#### Data records ####

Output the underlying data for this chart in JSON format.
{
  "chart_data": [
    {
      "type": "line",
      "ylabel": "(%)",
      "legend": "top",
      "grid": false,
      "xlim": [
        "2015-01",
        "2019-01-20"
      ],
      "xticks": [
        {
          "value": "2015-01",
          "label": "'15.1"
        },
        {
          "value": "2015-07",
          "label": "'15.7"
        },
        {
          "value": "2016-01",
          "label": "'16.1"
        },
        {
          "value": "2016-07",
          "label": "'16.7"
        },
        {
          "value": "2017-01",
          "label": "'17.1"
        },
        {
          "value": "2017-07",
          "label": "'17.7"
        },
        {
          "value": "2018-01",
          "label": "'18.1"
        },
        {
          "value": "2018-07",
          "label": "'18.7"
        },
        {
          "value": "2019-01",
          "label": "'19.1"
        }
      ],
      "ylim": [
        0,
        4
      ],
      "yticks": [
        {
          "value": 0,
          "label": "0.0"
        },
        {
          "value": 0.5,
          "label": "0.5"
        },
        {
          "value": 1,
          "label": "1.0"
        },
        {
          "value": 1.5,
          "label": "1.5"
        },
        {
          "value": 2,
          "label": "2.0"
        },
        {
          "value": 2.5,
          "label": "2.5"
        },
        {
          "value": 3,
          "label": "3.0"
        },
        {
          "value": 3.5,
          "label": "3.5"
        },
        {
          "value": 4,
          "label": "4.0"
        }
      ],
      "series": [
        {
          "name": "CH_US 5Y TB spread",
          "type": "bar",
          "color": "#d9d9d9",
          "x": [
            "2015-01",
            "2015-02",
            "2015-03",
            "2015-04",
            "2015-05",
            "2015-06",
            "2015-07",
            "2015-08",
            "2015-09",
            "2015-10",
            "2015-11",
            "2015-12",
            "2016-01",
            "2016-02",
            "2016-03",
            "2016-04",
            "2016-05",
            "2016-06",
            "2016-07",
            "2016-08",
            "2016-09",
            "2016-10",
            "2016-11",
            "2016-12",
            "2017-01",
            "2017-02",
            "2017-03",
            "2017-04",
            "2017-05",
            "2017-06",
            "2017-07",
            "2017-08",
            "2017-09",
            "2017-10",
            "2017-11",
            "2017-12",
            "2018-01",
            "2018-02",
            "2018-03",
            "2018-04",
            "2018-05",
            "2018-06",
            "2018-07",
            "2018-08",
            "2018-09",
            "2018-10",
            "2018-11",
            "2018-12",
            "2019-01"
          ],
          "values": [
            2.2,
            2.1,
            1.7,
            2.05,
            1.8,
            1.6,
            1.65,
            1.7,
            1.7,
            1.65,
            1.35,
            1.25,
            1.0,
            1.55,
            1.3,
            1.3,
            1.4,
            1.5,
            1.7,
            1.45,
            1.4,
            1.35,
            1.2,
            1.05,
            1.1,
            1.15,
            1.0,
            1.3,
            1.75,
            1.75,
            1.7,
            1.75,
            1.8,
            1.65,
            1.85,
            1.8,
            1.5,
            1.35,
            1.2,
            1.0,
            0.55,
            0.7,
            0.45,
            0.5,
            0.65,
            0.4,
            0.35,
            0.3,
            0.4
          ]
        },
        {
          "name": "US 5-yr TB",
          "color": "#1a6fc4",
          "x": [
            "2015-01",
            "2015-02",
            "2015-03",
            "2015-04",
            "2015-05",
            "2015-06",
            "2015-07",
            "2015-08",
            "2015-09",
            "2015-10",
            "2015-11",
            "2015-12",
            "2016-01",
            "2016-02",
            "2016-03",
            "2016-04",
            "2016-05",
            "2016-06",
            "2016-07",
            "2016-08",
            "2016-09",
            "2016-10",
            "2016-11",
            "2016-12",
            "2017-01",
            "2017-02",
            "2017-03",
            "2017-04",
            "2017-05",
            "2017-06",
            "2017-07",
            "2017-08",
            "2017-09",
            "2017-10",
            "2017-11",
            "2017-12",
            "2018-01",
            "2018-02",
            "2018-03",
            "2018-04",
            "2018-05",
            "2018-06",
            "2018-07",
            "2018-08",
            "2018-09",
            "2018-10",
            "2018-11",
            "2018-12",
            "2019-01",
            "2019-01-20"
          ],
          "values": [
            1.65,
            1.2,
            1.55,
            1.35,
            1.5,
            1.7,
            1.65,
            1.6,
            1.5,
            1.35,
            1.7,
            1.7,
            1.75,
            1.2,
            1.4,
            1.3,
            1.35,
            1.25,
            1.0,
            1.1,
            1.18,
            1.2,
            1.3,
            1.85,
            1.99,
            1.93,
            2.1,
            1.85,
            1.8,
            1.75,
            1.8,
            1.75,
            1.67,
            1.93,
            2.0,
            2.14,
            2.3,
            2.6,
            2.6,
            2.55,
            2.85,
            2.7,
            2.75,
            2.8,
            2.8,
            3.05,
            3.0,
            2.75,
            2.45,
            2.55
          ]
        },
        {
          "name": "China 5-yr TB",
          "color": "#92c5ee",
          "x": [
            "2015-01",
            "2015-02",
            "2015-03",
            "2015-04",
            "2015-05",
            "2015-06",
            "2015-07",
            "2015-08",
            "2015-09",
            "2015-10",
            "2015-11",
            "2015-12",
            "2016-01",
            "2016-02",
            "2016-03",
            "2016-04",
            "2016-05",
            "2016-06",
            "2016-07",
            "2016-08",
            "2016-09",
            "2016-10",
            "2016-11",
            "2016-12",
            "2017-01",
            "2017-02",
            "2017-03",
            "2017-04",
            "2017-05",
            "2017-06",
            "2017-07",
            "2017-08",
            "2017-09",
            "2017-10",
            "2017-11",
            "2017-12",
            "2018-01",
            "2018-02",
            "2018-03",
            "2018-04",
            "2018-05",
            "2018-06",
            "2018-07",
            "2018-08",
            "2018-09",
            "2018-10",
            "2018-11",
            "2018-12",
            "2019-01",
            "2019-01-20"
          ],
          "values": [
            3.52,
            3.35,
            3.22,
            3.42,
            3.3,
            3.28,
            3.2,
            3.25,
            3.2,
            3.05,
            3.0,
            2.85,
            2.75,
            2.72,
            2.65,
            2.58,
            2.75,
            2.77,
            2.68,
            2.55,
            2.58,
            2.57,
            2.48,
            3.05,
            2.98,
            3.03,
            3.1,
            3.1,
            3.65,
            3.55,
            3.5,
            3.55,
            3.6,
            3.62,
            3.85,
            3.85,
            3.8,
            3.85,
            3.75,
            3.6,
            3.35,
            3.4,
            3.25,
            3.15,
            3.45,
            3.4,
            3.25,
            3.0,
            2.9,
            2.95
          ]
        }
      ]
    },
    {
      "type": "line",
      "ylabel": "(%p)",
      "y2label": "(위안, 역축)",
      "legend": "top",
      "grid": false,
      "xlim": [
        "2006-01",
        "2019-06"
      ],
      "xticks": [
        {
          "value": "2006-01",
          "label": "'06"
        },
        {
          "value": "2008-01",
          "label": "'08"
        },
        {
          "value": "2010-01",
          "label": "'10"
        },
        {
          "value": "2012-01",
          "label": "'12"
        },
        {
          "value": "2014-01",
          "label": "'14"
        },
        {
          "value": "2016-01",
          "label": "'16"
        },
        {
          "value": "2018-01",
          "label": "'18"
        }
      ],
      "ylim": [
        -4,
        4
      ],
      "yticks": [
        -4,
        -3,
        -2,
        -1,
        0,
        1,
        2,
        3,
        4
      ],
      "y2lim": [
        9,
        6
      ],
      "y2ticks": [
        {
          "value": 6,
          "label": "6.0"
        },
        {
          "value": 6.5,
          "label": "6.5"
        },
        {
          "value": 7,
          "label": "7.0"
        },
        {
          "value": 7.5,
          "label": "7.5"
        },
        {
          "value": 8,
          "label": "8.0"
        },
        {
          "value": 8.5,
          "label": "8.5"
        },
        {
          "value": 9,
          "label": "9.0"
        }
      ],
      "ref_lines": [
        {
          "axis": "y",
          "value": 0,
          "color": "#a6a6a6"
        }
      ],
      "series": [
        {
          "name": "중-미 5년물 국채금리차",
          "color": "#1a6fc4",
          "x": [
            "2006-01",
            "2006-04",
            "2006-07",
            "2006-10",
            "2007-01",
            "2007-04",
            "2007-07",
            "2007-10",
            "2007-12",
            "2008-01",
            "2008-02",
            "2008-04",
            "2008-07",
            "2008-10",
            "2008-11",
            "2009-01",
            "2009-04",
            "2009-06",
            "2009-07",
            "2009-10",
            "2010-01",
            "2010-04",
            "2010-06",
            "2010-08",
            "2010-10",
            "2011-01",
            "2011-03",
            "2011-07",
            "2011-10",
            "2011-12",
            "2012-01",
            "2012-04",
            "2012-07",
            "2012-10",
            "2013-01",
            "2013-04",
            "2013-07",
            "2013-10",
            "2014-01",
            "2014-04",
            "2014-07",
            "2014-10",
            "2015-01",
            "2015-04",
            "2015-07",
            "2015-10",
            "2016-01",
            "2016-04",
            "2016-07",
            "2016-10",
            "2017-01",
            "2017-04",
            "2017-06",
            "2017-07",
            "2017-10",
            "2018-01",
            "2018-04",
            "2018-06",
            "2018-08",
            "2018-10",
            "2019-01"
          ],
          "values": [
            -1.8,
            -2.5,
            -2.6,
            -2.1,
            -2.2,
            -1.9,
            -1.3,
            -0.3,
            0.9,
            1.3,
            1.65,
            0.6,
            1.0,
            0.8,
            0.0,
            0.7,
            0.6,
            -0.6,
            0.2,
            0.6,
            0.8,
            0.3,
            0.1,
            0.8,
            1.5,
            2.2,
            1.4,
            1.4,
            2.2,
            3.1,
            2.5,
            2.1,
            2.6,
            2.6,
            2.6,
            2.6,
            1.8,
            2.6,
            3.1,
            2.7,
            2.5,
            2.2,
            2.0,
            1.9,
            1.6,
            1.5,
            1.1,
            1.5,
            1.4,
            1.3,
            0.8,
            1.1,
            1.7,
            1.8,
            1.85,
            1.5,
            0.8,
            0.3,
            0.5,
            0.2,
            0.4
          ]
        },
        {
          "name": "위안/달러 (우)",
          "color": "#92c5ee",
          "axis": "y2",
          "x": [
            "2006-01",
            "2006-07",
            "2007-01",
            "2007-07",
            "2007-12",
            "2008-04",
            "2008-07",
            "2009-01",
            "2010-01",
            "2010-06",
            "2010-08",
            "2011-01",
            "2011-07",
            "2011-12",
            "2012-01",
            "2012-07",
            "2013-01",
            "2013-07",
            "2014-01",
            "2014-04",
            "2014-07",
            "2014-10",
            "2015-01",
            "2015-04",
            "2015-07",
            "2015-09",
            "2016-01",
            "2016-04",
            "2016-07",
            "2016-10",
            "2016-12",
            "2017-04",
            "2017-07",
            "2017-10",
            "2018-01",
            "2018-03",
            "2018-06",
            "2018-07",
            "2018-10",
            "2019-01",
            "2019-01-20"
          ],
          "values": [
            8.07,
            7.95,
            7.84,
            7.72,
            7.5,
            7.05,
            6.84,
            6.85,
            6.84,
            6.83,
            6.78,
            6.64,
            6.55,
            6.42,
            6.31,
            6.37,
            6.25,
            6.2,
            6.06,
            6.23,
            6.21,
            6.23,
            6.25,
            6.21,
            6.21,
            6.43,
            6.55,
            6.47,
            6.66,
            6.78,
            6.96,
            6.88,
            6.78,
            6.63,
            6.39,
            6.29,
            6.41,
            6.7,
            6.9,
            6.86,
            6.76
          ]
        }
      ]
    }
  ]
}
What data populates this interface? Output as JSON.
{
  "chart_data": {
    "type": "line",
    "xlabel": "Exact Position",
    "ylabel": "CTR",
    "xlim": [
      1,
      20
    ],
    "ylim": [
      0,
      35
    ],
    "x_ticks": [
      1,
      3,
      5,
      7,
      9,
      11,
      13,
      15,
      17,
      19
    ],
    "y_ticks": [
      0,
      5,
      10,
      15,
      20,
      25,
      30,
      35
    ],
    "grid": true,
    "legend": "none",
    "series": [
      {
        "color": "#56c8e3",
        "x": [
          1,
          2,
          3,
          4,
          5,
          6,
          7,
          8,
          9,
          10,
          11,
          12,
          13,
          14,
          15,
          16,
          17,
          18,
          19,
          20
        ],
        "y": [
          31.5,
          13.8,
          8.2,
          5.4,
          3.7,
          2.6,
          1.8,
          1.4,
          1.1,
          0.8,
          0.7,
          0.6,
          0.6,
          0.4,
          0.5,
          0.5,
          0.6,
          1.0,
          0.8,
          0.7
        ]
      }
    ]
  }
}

####

Problem requirements:
Only the lines from the one containing "What data populates" to the end of the records should be repeated, exactly as they appear.

Task result:
What data populates this interface? Output as JSON.
{
  "chart_data": {
    "type": "line",
    "xlabel": "Exact Position",
    "ylabel": "CTR",
    "xlim": [
      1,
      20
    ],
    "ylim": [
      0,
      35
    ],
    "x_ticks": [
      1,
      3,
      5,
      7,
      9,
      11,
      13,
      15,
      17,
      19
    ],
    "y_ticks": [
      0,
      5,
      10,
      15,
      20,
      25,
      30,
      35
    ],
    "grid": true,
    "legend": "none",
    "series": [
      {
        "color": "#56c8e3",
        "x": [
          1,
          2,
          3,
          4,
          5,
          6,
          7,
          8,
          9,
          10,
          11,
          12,
          13,
          14,
          15,
          16,
          17,
          18,
          19,
          20
        ],
        "y": [
          31.5,
          13.8,
          8.2,
          5.4,
          3.7,
          2.6,
          1.8,
          1.4,
          1.1,
          0.8,
          0.7,
          0.6,
          0.6,
          0.4,
          0.5,
          0.5,
          0.6,
          1.0,
          0.8,
          0.7
        ]
      }
    ]
  }
}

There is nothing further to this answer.